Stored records
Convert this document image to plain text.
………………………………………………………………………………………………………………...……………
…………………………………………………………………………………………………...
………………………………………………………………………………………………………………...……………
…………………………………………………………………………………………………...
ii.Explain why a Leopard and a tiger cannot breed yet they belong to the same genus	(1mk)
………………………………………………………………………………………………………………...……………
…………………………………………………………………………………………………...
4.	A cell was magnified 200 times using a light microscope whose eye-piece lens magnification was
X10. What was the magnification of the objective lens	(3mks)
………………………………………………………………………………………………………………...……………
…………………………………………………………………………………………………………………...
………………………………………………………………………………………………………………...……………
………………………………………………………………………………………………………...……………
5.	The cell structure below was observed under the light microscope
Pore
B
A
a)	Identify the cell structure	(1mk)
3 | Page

WHAT TO PRODUCE ->
Each line of the material should be duplicated exactly, please.

REPLY ->
Convert this document image to plain text.
………………………………………………………………………………………………………………...……………
…………………………………………………………………………………………………...
………………………………………………………………………………………………………………...……………
…………………………………………………………………………………………………...
ii.Explain why a Leopard and a tiger cannot breed yet they belong to the same genus	(1mk)
………………………………………………………………………………………………………………...……………
…………………………………………………………………………………………………...
4.	A cell was magnified 200 times using a light microscope whose eye-piece lens magnification was
X10. What was the magnification of the objective lens	(3mks)
………………………………………………………………………………………………………………...……………
…………………………………………………………………………………………………………………...
………………………………………………………………………………………………………………...……………
………………………………………………………………………………………………………...……………
5.	The cell structure below was observed under the light microscope
Pore
B
A
a)	Identify the cell structure	(1mk)
3 | Page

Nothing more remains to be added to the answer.